### What you need to do
Report only how many lines of the entries below contain the string "image".

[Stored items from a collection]
────────

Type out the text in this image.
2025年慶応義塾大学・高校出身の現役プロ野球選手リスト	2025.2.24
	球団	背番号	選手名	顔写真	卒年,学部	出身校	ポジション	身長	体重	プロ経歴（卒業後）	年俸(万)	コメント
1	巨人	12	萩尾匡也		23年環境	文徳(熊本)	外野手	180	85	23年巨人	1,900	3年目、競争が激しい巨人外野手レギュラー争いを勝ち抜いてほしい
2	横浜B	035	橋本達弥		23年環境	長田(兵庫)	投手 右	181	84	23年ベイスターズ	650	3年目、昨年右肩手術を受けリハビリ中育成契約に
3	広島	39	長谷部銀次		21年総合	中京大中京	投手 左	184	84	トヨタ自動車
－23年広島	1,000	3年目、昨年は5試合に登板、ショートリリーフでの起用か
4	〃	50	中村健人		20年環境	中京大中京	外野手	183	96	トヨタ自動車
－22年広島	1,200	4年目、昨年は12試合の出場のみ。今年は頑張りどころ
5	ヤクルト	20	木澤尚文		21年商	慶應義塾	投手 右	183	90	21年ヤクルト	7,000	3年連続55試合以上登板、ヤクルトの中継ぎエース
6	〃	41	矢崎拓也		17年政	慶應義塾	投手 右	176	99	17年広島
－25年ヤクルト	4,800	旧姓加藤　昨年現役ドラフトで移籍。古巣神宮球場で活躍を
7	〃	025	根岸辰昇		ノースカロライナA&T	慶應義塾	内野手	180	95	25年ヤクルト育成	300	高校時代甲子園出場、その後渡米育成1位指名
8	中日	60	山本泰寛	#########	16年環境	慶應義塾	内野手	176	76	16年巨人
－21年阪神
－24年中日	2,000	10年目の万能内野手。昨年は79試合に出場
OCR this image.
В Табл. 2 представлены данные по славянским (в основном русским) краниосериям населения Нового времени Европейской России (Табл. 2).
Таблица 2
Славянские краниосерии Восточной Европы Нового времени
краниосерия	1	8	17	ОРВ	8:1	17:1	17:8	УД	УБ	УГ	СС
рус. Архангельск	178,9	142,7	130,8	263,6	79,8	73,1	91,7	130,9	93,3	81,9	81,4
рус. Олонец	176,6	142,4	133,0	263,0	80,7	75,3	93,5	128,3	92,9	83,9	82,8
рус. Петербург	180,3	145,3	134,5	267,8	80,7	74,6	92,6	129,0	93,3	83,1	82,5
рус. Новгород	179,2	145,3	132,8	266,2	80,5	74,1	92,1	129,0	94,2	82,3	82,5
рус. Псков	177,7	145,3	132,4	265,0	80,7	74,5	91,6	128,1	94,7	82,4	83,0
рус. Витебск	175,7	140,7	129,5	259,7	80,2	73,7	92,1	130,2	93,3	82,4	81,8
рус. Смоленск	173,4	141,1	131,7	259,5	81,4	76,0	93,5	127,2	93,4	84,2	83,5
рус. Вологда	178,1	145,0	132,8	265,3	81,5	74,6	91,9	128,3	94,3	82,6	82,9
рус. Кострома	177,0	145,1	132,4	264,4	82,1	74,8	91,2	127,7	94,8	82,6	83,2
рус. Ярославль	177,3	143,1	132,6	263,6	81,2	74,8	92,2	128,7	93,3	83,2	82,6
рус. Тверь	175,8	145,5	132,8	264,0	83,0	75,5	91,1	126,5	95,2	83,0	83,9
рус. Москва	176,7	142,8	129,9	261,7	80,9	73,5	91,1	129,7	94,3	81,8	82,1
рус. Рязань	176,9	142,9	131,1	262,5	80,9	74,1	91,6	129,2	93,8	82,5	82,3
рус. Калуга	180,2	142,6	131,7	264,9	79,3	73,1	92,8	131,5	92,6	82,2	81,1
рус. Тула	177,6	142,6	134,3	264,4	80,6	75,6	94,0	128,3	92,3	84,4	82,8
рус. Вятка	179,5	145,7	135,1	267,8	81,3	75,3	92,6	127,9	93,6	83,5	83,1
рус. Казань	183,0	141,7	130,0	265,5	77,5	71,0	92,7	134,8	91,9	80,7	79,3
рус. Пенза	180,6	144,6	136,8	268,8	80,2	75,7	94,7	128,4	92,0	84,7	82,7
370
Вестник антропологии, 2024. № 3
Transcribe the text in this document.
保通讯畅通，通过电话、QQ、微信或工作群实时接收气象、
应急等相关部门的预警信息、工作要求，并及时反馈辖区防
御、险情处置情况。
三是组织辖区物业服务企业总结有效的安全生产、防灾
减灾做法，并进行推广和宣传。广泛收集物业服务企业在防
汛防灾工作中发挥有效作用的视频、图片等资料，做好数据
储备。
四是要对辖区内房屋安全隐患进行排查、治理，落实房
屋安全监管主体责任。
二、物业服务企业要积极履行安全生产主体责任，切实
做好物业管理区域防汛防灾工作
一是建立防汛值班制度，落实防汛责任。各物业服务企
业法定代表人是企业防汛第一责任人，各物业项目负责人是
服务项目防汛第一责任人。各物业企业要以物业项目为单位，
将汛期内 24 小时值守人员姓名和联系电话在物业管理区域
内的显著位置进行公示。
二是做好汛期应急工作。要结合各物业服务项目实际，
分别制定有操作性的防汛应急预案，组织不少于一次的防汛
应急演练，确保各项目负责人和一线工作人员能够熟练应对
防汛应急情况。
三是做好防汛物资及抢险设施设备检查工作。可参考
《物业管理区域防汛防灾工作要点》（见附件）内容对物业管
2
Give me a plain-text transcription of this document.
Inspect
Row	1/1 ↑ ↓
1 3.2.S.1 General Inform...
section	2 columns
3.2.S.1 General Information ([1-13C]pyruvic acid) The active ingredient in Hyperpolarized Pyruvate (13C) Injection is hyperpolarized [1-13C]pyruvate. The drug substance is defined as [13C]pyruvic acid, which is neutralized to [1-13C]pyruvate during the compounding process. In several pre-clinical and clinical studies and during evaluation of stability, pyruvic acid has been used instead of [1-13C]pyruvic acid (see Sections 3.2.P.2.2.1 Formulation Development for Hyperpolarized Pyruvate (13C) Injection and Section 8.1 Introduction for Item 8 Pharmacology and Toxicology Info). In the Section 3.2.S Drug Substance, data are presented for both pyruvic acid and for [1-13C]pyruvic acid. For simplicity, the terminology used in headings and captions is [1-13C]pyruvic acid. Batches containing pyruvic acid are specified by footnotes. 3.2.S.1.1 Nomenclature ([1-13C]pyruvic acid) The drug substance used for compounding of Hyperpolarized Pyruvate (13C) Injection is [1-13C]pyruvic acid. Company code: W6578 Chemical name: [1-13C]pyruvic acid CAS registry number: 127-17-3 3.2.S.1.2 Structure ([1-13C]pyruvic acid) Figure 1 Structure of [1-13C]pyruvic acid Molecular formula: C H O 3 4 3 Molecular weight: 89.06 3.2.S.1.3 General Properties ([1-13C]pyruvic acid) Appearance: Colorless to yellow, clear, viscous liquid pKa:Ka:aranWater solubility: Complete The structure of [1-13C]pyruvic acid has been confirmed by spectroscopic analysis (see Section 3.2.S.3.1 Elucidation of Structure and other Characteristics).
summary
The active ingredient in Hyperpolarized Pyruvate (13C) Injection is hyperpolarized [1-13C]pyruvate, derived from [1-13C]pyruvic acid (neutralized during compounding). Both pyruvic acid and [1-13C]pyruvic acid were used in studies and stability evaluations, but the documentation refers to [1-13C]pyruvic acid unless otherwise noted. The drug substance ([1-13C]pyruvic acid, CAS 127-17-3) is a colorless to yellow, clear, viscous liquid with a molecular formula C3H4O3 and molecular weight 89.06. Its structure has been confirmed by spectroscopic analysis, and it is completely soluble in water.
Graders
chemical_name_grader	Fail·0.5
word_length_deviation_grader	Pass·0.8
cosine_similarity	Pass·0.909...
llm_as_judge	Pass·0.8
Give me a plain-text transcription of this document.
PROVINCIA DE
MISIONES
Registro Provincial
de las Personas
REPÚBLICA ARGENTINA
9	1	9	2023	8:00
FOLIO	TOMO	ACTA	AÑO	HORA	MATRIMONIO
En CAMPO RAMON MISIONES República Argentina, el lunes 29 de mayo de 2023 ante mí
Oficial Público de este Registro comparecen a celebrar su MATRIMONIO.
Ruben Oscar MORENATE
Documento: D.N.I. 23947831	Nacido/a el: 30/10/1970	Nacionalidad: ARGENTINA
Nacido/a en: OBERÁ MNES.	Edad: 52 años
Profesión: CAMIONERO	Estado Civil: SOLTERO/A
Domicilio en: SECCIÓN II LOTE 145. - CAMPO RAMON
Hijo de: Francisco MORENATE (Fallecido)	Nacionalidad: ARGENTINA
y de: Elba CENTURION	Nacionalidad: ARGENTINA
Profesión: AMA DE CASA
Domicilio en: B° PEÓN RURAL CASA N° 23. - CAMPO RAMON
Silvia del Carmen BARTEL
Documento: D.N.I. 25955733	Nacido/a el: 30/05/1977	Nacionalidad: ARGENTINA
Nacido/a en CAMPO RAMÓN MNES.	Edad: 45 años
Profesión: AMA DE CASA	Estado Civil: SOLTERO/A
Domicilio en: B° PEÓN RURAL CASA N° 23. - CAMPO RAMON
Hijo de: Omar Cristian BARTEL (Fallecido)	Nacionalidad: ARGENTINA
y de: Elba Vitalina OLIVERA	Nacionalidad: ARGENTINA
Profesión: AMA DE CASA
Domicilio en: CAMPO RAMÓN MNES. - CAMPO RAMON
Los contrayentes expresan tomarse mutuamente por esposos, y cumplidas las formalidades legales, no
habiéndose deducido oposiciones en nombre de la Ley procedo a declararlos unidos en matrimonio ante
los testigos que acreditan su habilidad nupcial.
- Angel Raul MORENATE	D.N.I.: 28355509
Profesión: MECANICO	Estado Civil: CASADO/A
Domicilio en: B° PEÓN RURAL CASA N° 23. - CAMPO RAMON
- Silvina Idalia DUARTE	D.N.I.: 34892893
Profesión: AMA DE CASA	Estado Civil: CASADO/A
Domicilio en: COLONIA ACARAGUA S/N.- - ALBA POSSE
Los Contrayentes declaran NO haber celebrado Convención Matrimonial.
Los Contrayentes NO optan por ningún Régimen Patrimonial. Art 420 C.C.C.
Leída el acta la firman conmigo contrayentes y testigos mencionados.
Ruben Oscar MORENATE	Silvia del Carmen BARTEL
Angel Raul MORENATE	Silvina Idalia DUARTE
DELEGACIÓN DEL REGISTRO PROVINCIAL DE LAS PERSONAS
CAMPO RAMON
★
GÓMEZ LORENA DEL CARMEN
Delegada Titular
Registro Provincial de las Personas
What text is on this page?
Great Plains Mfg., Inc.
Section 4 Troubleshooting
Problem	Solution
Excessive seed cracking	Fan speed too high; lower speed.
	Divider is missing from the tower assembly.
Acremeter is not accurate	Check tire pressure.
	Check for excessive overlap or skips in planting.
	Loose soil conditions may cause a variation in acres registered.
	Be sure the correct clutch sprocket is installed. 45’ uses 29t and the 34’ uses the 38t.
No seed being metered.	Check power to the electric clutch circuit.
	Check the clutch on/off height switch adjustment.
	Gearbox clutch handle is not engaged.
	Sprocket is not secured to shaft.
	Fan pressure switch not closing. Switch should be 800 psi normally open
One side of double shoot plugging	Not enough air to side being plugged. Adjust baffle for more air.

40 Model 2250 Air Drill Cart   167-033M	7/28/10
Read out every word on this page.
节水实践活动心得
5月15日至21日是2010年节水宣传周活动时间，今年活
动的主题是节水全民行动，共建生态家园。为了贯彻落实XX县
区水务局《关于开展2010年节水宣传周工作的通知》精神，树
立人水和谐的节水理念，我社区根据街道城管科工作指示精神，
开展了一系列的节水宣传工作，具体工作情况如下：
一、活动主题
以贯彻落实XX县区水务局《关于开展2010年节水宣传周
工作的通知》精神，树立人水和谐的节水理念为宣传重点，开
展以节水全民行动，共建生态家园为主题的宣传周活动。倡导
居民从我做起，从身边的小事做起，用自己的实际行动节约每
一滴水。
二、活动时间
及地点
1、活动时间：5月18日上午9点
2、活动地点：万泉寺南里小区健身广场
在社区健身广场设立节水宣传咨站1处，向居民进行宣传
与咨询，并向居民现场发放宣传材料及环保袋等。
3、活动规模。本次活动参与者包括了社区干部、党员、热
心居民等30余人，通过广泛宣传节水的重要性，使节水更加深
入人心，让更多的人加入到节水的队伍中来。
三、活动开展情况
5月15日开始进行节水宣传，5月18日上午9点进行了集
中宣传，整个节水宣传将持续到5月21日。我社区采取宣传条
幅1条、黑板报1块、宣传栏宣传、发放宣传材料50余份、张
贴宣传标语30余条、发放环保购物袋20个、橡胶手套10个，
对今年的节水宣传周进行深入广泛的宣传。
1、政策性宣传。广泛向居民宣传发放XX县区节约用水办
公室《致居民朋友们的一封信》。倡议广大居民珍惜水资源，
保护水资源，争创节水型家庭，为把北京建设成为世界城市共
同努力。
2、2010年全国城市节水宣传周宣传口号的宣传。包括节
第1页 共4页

────────

### Solution to this problem
2